§ **Selection**:
/---
Discharges of domestic sewage and agricultural wastewater containing phosphorus-rich chemicals, such as detergents and chemical fertilizers, into lakes and rivers can cause nutrient enrichment, excess algal growth, and eutrophication [1,2,3]. Dissolved phosphorus in wastewater is normally present as organic phosphates, inorganic phosphates, and polyphosphates. Inorganic and organic phosphates are generally the main species in wastewater and should be removed simultaneously.

In China, phosphorus residues in wastewater treatment plants effluent are generally removed primarily using a wetland system before the effluent is discharged into a water body. In such wetland systems, phosphorus is removed by plant uptake, media adsorption, and microorganism assimilation [4,5,6]. Media adsorption is usually limited because much of the solid matter is inert and has a poor adsorption capacity [7,8]. Assimilation by microorganisms contributes little to the removal of total phosphorus because the phosphorus will be released back to the water once the microorganisms die. Plant uptake is normally considered to affect phosphorus removal little until the plants are harvested [9,10]. However, oxygen can be released from the dense root networks of plants in wetlands, creating an oxidizing rhizosphere environment. This can cause Fe²⁺ and Mn²⁺ in the rhizosphere soil or media to become oxidized to Fe³⁺ and Mn⁴⁺, respectively. The Fe³⁺ and Mn⁴⁺ can precipitate and accumulate on the root surfaces, to form features called iron–manganese (Fe–Mn) plaques [11]. Iron-Mn plaques on hydrophyte root surfaces can immobilize various nutrients and metalloids [12,13]. Wang et al. [14] found Arundo donax Linn and Typha latifolia roots had higher phosphorus contents when iron plaques were presented than when iron–plaques were not present. Chong et al. [15] found that amorphous iron oxide on root surfaces caused phosphorus to accumulate in the rhizosphere. It has been shown the phosphorus adsorption behaviors and mechanisms by Fe–Mn plaques are not clearly stated, and the influence between inorganic and organic phosphate is ignored. Therefore, the contributions of Fe–Mn plaques to the removal of inorganic and organic phosphates in wetland systems need to be assessed to improve our understanding of how wetland system habitats may be managed to promote Fe–Mn plaques formation to effectively and sustainably remove phosphorus from water.
\---
§ **Dataset extract**:
/---
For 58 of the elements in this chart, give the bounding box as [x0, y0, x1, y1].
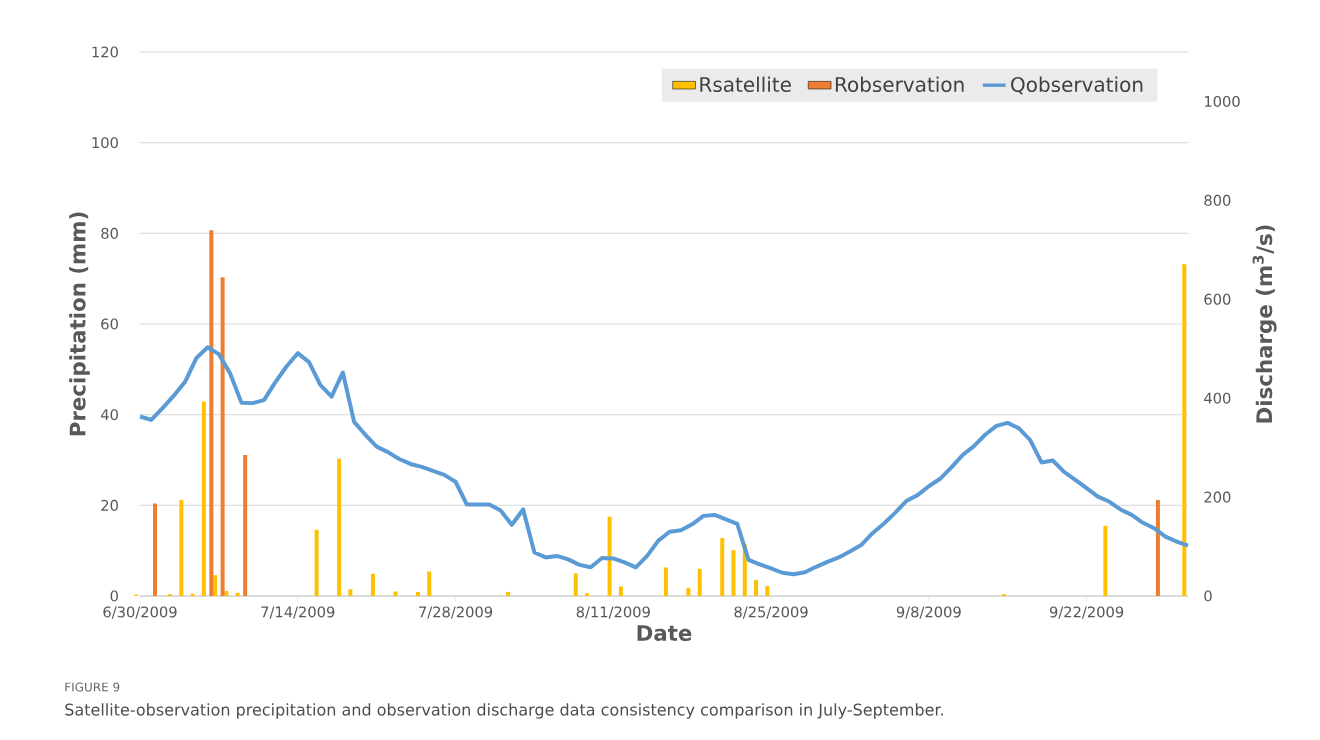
\---
§ **The task**:
Supply the continuation of the passage on phosphorus removal by iron–manganese plaques in wetlands, beginning after its final sentence.

§ **The output**:
In this study, Fe–Mn plaques were extracted from reed roots from a long-established wetland, and the abilities of the plaques to adsorb inorganic and organic phosphates were assessed. The surface morphology and structure of the roots were assessed by scanning electron microscopy (SEM), and the electron binding energies and the oxidation states of Fe and Mn in plaques were investigated by X-ray photoelectron spectroscopy (XPS). The functional groups in Fe–Mn plaques were investigated by Fourier-transform infrared (FTIR) spectroscopy. The kinetics, isotherms, and thermodynamics of inorganic and organic phosphate adsorption by Fe–Mn plaques were also assessed.

2. Materials and Methods

2.1. Chemicals

All chemicals were of analytical reagent grade and were purchased from Beijing Chemical Co. (Beijing, China). Solutions of inorganic and organic phosphates for use in the adsorption tests were prepared by dissolving potassium dihydrogen phosphate (KH₂PO₄) and adenosine-5′-monophosphate (C₁₀H₁₄N₅O₇P), respectively, in ultrapure water. The ultrapure water (18.2 ΩM·cm⁻¹) used throughout the study was prepared using a Millipore system (Merck, Darmstadt, Germany).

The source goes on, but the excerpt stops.